== Texto fornecido ==

Ensaios sobre acontecimentos sociopolíticos, culturais e institucionais do Brasil e do mundo
_____________________________________________________________________________________
Colegas,
No dia de hoje, marcado pela grande mobilização nacional convocando a população brasileira a dar um basta ao feminicídio, o Observatório Psicanalítico publica uma série especial de ensaios escritos por colegas homens da FEBRAPSI/FEPAL/IPA.
São textos que interrogam a formação da masculinidade, os pactos silenciosos entre homens, as marcas culturais que atravessam o desejo e a violência, e a responsabilidade ética que cada um de nós carrega no enfrentamento desse sofrimento que é coletivo.
Publicaremos ao longo do dia, em sequência, os textos que já chegaram para compor um coro — múltiplo, implicado e corajoso — de homens psicanalistas tomando a palavra diante do acontecimento. E a ideia é seguir na publicação dos textos que chegarem ao longo da semana. Aguardamos seu texto. É só enviá-lo para o e-mail da curadoria do OP: [email protected]
Que estes textos possam ampliar a reflexão, convocar outros homens à fala e sustentar o compromisso da psicanálise com a vida, a democracia e a dignidade das mulheres
Curadoria do Observatório Psicanalítico – FEBRAPSI
_______________________________________________________________________________________
Feminicídios: Cadáveres ocultos em minha mente
Hemerson Ari Mendes – SPPel
Há alguns meses, uma de tantas ondas de feminicídio que invadiram as mídias perfurou a barreira protetora da minha mente, alcançando algo que há décadas permanecia encapsulado. Eu tinha cerca de 11 anos — talvez um pouco mais, talvez um pouco menos. Era uma quarta-feira vadia, meio de tarde. Como de hábito, estávamos no Campo do Frásio, dono do bolicho que servia como espaço de jogatina e venda de bebidas aos adultos nos finais de semana e que, no meio da semana, transformava-se em um imenso maracanã (apesar da acentuada descaída em diagonal) para as crianças do Jardim Sabará — bairro pobre, mas não violento — na Ponta Grossa da minha infância.
Apesar do algariamento da partida, um estampido estranho capturou a atenção de todos. Instintivamente, olhamos para o lado. A uns 50 metros, uma mulher caída; ao lado, um homem guardava a arma e se afastava com placidez, como quem acabara de cumprir uma missão outorgada pela lei dos homens. Alguém, mais atento, disse: ele atirou nela!
Algo me diz que fiquei paralisado e não me aproximei da mulher. Provavelmente o medo — da morte, do corpo, do homem. Nos fragmentos recém-resgatados pela consciência, lembro que a notícia logo inundou a vizinhança: eram um casal em processo de separação.
Minha prodigiosa memória para fatos triviais não foi capaz de manter o trauma à tona. Não foi totalmente suprimido, mas aparecia e desaparecia, dissociado do impacto de presenciar um assassinato que recém (ou ainda não) ganharia o nome que a socióloga sul-africana Diana Russell propôs: feminicídio (1976). Coincidentemente, o mesmo ano do assassinato de Ângela Diniz por Doca Street, em nome da famigerada “defesa da honra”.

===

**Instrução 1:** Cite o trecho do texto fornecido que começa em "Ensaios sobre acontecimentos" e termina em "homens da FEBRAPSI/FEPAL/IPA.".
**Instrução 2:** De acordo com o texto fornecido, quem propôs o termo feminicídio e em que ano?
As linhas apresentadas a seguir vêm de outra fonte.

== Informações fornecidas ==

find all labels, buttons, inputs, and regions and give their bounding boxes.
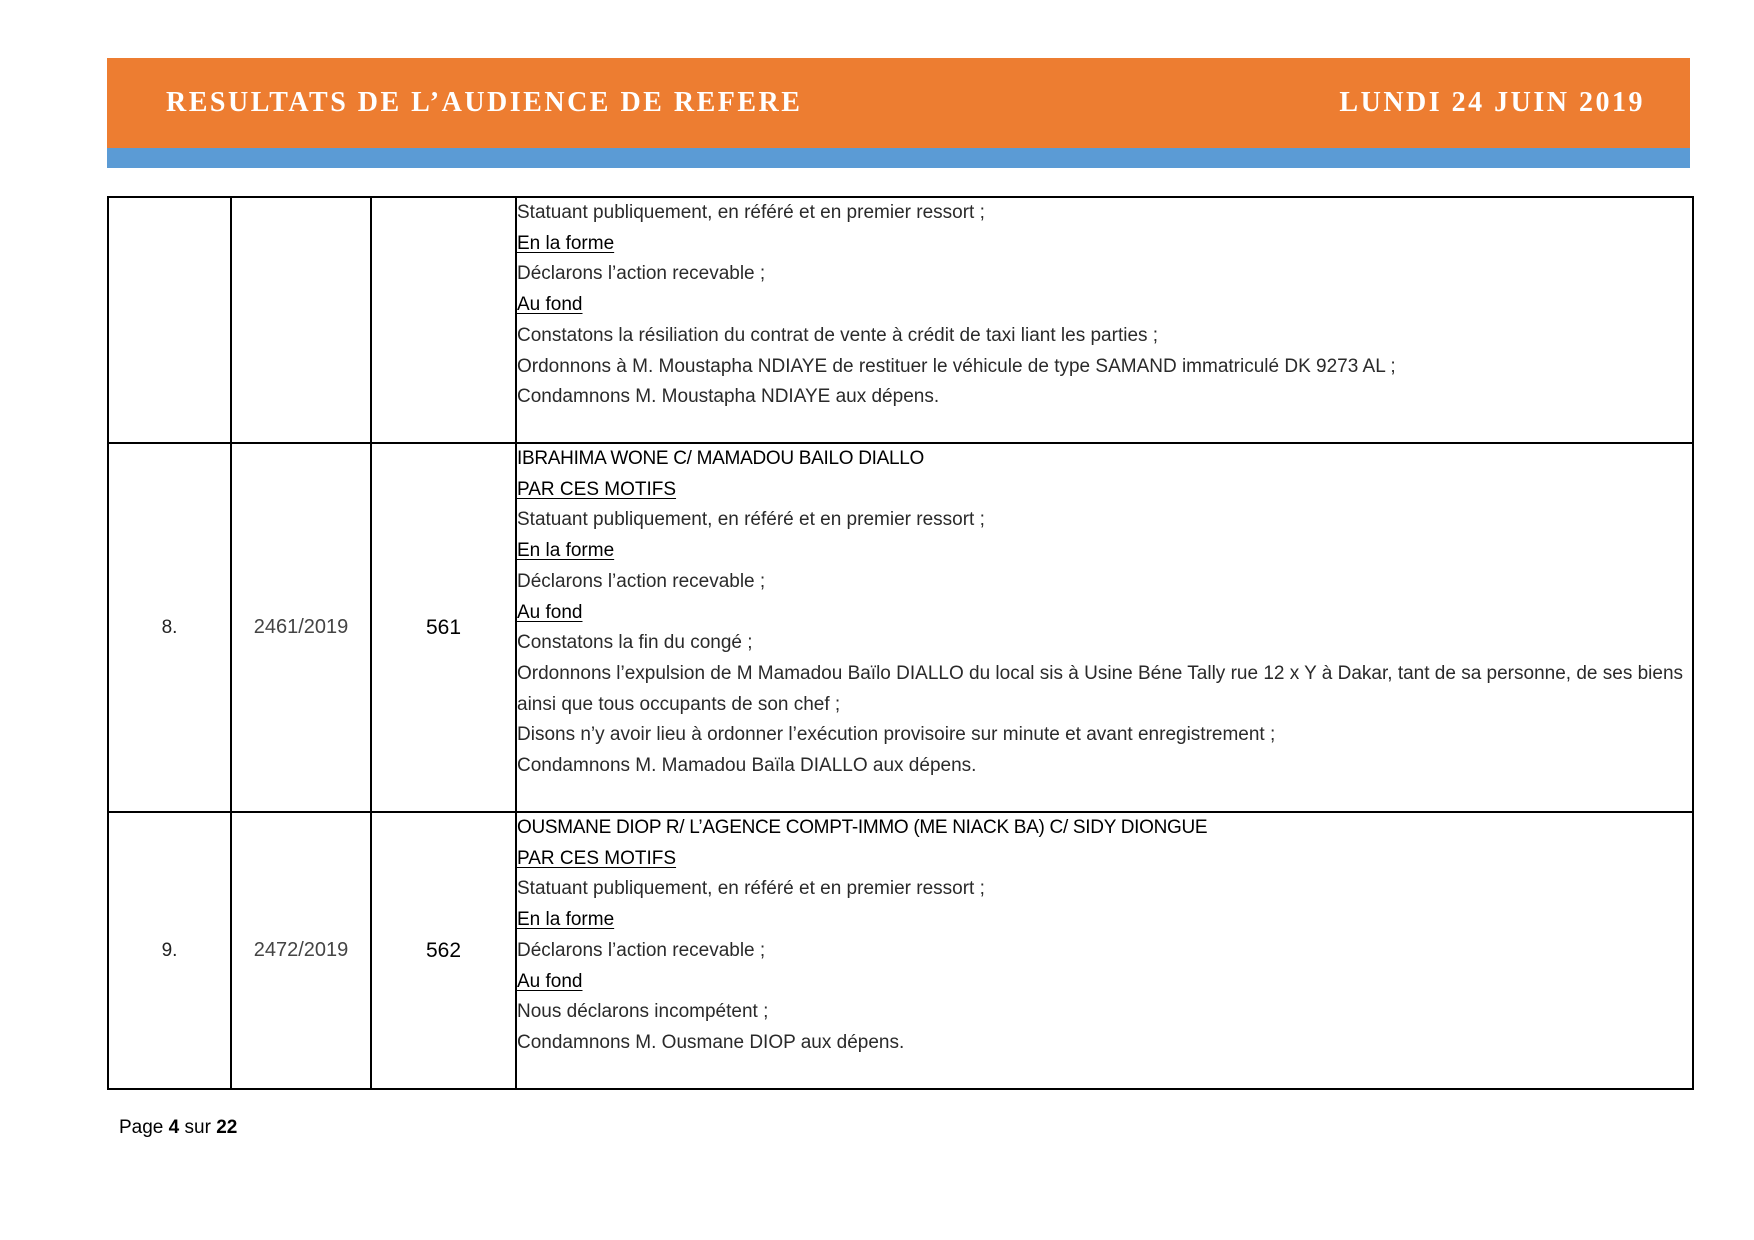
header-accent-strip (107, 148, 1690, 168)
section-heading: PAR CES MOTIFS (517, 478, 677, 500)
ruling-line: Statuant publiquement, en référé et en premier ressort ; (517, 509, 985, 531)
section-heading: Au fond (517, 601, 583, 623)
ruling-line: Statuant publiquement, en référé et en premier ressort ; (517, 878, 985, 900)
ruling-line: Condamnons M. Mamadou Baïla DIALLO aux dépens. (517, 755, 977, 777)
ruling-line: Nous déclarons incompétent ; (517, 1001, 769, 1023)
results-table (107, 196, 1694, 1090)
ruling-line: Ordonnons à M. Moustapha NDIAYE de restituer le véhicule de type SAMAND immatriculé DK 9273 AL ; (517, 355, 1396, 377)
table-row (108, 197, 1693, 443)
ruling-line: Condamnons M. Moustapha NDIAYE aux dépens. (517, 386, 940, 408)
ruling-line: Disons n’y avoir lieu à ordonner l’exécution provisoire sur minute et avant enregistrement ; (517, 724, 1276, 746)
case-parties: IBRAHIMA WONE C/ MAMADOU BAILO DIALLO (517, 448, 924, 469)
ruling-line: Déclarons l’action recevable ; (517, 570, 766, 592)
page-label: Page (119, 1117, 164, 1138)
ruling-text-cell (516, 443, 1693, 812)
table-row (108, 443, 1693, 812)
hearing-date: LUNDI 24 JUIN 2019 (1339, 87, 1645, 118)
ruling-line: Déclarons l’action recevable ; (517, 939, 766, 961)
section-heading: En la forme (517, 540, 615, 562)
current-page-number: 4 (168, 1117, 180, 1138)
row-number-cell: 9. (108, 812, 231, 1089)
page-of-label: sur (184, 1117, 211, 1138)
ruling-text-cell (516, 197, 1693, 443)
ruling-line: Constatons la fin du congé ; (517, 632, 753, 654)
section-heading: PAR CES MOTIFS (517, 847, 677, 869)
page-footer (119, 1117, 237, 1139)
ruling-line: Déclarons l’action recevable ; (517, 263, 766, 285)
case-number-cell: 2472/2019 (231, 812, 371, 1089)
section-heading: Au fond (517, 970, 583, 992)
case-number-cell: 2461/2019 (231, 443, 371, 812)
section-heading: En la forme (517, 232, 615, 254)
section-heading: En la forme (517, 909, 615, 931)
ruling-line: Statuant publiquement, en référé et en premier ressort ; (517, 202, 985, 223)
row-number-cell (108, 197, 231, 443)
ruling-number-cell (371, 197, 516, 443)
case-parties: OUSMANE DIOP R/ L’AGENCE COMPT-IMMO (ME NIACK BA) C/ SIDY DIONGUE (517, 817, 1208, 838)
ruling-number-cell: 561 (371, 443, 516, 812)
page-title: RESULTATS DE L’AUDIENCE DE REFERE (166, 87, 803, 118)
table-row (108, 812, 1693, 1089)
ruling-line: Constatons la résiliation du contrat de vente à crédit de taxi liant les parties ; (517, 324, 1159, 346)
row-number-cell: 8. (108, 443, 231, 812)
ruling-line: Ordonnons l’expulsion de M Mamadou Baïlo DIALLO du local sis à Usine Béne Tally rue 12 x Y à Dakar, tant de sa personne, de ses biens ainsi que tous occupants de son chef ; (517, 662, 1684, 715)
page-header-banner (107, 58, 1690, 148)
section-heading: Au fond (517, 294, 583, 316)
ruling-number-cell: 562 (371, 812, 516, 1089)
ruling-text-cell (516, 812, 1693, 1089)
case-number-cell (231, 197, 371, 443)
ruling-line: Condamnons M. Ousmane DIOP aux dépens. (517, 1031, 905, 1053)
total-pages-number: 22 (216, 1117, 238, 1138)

===
== Informações fornecidas ==

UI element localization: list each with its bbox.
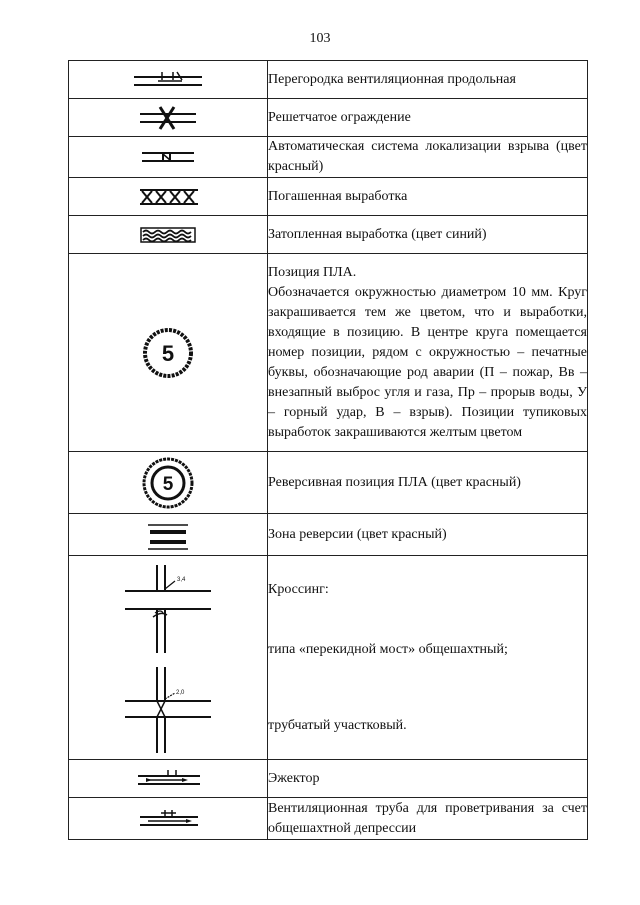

===

**Resposta completa 1:**
Ensaios sobre acontecimentos sociopolíticos, culturais e institucionais do Brasil e do mundo
_____________________________________________________________________________________
Colegas,
No dia de hoje, marcado pela grande mobilização nacional convocando a população brasileira a dar um basta ao feminicídio, o Observatório Psicanalítico publica uma série especial de ensaios escritos por colegas homens da FEBRAPSI/FEPAL/IPA.

**Resposta completa 2:** A socióloga sul-africana Diana Russell, em 1976.